[What is expected] Repeat the material exactly, every line of it.

(Dataset rows about figures)
+---+
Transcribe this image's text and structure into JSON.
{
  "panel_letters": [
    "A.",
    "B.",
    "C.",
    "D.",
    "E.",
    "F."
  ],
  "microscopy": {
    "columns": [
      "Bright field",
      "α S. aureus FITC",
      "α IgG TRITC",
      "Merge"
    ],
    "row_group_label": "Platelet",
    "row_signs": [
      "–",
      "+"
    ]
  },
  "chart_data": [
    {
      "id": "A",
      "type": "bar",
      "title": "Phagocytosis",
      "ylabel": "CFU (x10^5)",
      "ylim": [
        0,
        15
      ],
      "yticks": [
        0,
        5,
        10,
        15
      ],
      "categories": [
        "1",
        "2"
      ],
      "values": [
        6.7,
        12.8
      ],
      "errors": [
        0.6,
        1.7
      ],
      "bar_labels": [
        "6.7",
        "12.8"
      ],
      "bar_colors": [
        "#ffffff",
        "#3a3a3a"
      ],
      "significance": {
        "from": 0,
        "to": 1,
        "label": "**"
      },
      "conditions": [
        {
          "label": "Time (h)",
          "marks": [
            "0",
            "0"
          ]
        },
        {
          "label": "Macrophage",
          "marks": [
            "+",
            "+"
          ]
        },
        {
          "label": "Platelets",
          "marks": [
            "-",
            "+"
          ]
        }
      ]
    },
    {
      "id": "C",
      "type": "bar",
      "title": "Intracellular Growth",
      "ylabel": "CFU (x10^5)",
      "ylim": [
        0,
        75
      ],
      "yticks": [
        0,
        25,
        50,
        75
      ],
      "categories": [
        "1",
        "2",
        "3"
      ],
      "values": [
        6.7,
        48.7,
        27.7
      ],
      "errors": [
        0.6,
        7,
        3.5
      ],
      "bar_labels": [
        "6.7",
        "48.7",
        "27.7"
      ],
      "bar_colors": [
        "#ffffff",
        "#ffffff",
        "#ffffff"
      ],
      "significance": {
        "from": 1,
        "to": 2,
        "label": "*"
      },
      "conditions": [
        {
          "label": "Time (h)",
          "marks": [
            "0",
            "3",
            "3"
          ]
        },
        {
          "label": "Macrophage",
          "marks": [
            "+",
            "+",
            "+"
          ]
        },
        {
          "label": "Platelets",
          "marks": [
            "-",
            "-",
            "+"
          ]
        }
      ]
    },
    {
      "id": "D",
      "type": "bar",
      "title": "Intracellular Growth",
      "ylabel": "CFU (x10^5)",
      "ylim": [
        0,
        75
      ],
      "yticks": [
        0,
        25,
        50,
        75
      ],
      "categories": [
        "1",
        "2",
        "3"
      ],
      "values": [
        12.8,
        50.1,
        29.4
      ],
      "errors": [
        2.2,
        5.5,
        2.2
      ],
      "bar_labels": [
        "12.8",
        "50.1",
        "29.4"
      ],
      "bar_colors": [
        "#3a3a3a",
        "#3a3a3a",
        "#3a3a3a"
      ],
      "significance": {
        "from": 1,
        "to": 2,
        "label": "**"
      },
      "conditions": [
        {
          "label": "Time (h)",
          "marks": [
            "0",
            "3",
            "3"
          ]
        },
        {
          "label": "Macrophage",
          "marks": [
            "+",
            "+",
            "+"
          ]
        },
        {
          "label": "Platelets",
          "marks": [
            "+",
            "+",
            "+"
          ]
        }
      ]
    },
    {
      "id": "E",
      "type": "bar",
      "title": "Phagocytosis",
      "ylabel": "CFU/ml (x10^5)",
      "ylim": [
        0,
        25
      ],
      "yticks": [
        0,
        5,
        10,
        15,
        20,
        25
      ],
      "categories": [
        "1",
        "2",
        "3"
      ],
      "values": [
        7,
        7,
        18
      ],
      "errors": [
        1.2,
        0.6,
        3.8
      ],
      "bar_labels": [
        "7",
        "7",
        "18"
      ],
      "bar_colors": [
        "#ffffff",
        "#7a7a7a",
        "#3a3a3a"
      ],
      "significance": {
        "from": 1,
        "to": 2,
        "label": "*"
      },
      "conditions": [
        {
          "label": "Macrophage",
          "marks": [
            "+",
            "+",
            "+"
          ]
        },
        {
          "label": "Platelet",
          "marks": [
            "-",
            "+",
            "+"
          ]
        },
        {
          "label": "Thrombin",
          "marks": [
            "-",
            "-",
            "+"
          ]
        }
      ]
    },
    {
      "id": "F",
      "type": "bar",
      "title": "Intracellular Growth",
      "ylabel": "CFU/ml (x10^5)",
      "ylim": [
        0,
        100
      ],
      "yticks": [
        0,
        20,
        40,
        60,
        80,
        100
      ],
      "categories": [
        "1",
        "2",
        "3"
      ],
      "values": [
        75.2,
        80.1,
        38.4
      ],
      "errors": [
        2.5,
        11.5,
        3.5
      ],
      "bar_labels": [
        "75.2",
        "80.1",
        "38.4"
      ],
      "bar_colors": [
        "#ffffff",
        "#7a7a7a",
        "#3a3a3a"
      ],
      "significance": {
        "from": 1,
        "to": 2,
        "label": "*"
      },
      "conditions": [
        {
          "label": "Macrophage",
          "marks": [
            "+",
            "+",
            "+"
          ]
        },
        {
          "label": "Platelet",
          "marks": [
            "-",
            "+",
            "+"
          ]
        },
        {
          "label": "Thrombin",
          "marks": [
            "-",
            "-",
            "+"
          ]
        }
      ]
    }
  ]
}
+---+
[The answer]
Transcribe this image's text and structure into JSON.
{
  "panel_letters": [
    "A.",
    "B.",
    "C.",
    "D.",
    "E.",
    "F."
  ],
  "microscopy": {
    "columns": [
      "Bright field",
      "α S. aureus FITC",
      "α IgG TRITC",
      "Merge"
    ],
    "row_group_label": "Platelet",
    "row_signs": [
      "–",
      "+"
    ]
  },
  "chart_data": [
    {
      "id": "A",
      "type": "bar",
      "title": "Phagocytosis",
      "ylabel": "CFU (x10^5)",
      "ylim": [
        0,
        15
      ],
      "yticks": [
        0,
        5,
        10,
        15
      ],
      "categories": [
        "1",
        "2"
      ],
      "values": [
        6.7,
        12.8
      ],
      "errors": [
        0.6,
        1.7
      ],
      "bar_labels": [
        "6.7",
        "12.8"
      ],
      "bar_colors": [
        "#ffffff",
        "#3a3a3a"
      ],
      "significance": {
        "from": 0,
        "to": 1,
        "label": "**"
      },
      "conditions": [
        {
          "label": "Time (h)",
          "marks": [
            "0",
            "0"
          ]
        },
        {
          "label": "Macrophage",
          "marks": [
            "+",
            "+"
          ]
        },
        {
          "label": "Platelets",
          "marks": [
            "-",
            "+"
          ]
        }
      ]
    },
    {
      "id": "C",
      "type": "bar",
      "title": "Intracellular Growth",
      "ylabel": "CFU (x10^5)",
      "ylim": [
        0,
        75
      ],
      "yticks": [
        0,
        25,
        50,
        75
      ],
      "categories": [
        "1",
        "2",
        "3"
      ],
      "values": [
        6.7,
        48.7,
        27.7
      ],
      "errors": [
        0.6,
        7,
        3.5
      ],
      "bar_labels": [
        "6.7",
        "48.7",
        "27.7"
      ],
      "bar_colors": [
        "#ffffff",
        "#ffffff",
        "#ffffff"
      ],
      "significance": {
        "from": 1,
        "to": 2,
        "label": "*"
      },
      "conditions": [
        {
          "label": "Time (h)",
          "marks": [
            "0",
            "3",
            "3"
          ]
        },
        {
          "label": "Macrophage",
          "marks": [
            "+",
            "+",
            "+"
          ]
        },
        {
          "label": "Platelets",
          "marks": [
            "-",
            "-",
            "+"
          ]
        }
      ]
    },
    {
      "id": "D",
      "type": "bar",
      "title": "Intracellular Growth",
      "ylabel": "CFU (x10^5)",
      "ylim": [
        0,
        75
      ],
      "yticks": [
        0,
        25,
        50,
        75
      ],
      "categories": [
        "1",
        "2",
        "3"
      ],
      "values": [
        12.8,
        50.1,
        29.4
      ],
      "errors": [
        2.2,
        5.5,
        2.2
      ],
      "bar_labels": [
        "12.8",
        "50.1",
        "29.4"
      ],
      "bar_colors": [
        "#3a3a3a",
        "#3a3a3a",
        "#3a3a3a"
      ],
      "significance": {
        "from": 1,
        "to": 2,
        "label": "**"
      },
      "conditions": [
        {
          "label": "Time (h)",
          "marks": [
            "0",
            "3",
            "3"
          ]
        },
        {
          "label": "Macrophage",
          "marks": [
            "+",
            "+",
            "+"
          ]
        },
        {
          "label": "Platelets",
          "marks": [
            "+",
            "+",
            "+"
          ]
        }
      ]
    },
    {
      "id": "E",
      "type": "bar",
      "title": "Phagocytosis",
      "ylabel": "CFU/ml (x10^5)",
      "ylim": [
        0,
        25
      ],
      "yticks": [
        0,
        5,
        10,
        15,
        20,
        25
      ],
      "categories": [
        "1",
        "2",
        "3"
      ],
      "values": [
        7,
        7,
        18
      ],
      "errors": [
        1.2,
        0.6,
        3.8
      ],
      "bar_labels": [
        "7",
        "7",
        "18"
      ],
      "bar_colors": [
        "#ffffff",
        "#7a7a7a",
        "#3a3a3a"
      ],
      "significance": {
        "from": 1,
        "to": 2,
        "label": "*"
      },
      "conditions": [
        {
          "label": "Macrophage",
          "marks": [
            "+",
            "+",
            "+"
          ]
        },
        {
          "label": "Platelet",
          "marks": [
            "-",
            "+",
            "+"
          ]
        },
        {
          "label": "Thrombin",
          "marks": [
            "-",
            "-",
            "+"
          ]
        }
      ]
    },
    {
      "id": "F",
      "type": "bar",
      "title": "Intracellular Growth",
      "ylabel": "CFU/ml (x10^5)",
      "ylim": [
        0,
        100
      ],
      "yticks": [
        0,
        20,
        40,
        60,
        80,
        100
      ],
      "categories": [
        "1",
        "2",
        "3"
      ],
      "values": [
        75.2,
        80.1,
        38.4
      ],
      "errors": [
        2.5,
        11.5,
        3.5
      ],
      "bar_labels": [
        "75.2",
        "80.1",
        "38.4"
      ],
      "bar_colors": [
        "#ffffff",
        "#7a7a7a",
        "#3a3a3a"
      ],
      "significance": {
        "from": 1,
        "to": 2,
        "label": "*"
      },
      "conditions": [
        {
          "label": "Macrophage",
          "marks": [
            "+",
            "+",
            "+"
          ]
        },
        {
          "label": "Platelet",
          "marks": [
            "-",
            "+",
            "+"
          ]
        },
        {
          "label": "Thrombin",
          "marks": [
            "-",
            "-",
            "+"
          ]
        }
      ]
    }
  ]
}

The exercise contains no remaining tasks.